## begin LISTED RECORDS

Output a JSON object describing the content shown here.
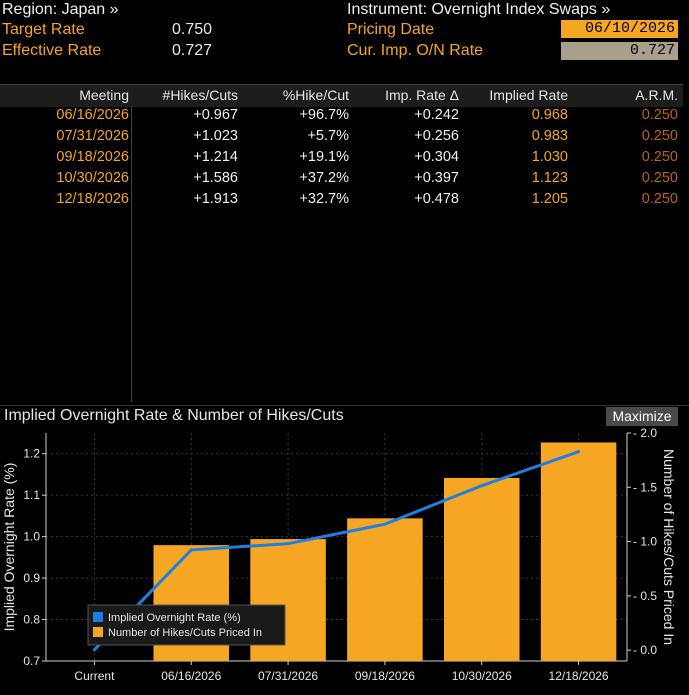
{
  "header": {
    "region_label": "Region: Japan »",
    "target_rate_label": "Target Rate",
    "target_rate_value": "0.750",
    "effective_rate_label": "Effective Rate",
    "effective_rate_value": "0.727",
    "instrument_label": "Instrument: Overnight Index Swaps »",
    "pricing_date_label": "Pricing Date",
    "pricing_date_value": "06/10/2026",
    "cur_imp_label": "Cur. Imp. O/N Rate",
    "cur_imp_value": "0.727"
  },
  "table": {
    "headers": [
      "Meeting",
      "#Hikes/Cuts",
      "%Hike/Cut",
      "Imp. Rate Δ",
      "Implied Rate",
      "A.R.M."
    ],
    "rows": [
      [
        "06/16/2026",
        "+0.967",
        "+96.7%",
        "+0.242",
        "0.968",
        "0.250"
      ],
      [
        "07/31/2026",
        "+1.023",
        "+5.7%",
        "+0.256",
        "0.983",
        "0.250"
      ],
      [
        "09/18/2026",
        "+1.214",
        "+19.1%",
        "+0.304",
        "1.030",
        "0.250"
      ],
      [
        "10/30/2026",
        "+1.586",
        "+37.2%",
        "+0.397",
        "1.123",
        "0.250"
      ],
      [
        "12/18/2026",
        "+1.913",
        "+32.7%",
        "+0.478",
        "1.205",
        "0.250"
      ]
    ]
  },
  "chart_panel": {
    "title": "Implied Overnight Rate & Number of Hikes/Cuts",
    "maximize_label": "Maximize"
  },
  "chart_data": {
    "type": "bar+line",
    "categories": [
      "Current",
      "06/16/2026",
      "07/31/2026",
      "09/18/2026",
      "10/30/2026",
      "12/18/2026"
    ],
    "series": [
      {
        "name": "Implied Overnight Rate (%)",
        "type": "line",
        "axis": "left",
        "color": "#1e7fe0",
        "values": [
          0.727,
          0.968,
          0.983,
          1.03,
          1.123,
          1.205
        ]
      },
      {
        "name": "Number of Hikes/Cuts Priced In",
        "type": "bar",
        "axis": "right",
        "color": "#f5a623",
        "values": [
          0,
          0.967,
          1.023,
          1.214,
          1.586,
          1.913
        ]
      }
    ],
    "ylabel": "Implied Overnight Rate (%)",
    "y2label": "Number of Hikes/Cuts Priced In",
    "ylim": [
      0.7,
      1.25
    ],
    "y2lim": [
      -0.1,
      2.0
    ],
    "yticks": [
      "0.7",
      "0.8",
      "0.9",
      "1.0",
      "1.1",
      "1.2"
    ],
    "y2ticks": [
      "0.0",
      "0.5",
      "1.0",
      "1.5",
      "2.0"
    ],
    "grid": true,
    "legend_position": "bottom-left"
  },
  "colors": {
    "accent_orange": "#f5a623",
    "line_blue": "#1e7fe0",
    "background": "#000000"
  }
}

## end LISTED RECORDS

_SET PROBLEM_:
Check all the records above and select each line where the string "name" is found.

_EXPECTED ANSWER_:
        "name": "Implied Overnight Rate (%)",
        "name": "Number of Hikes/Cuts Priced In",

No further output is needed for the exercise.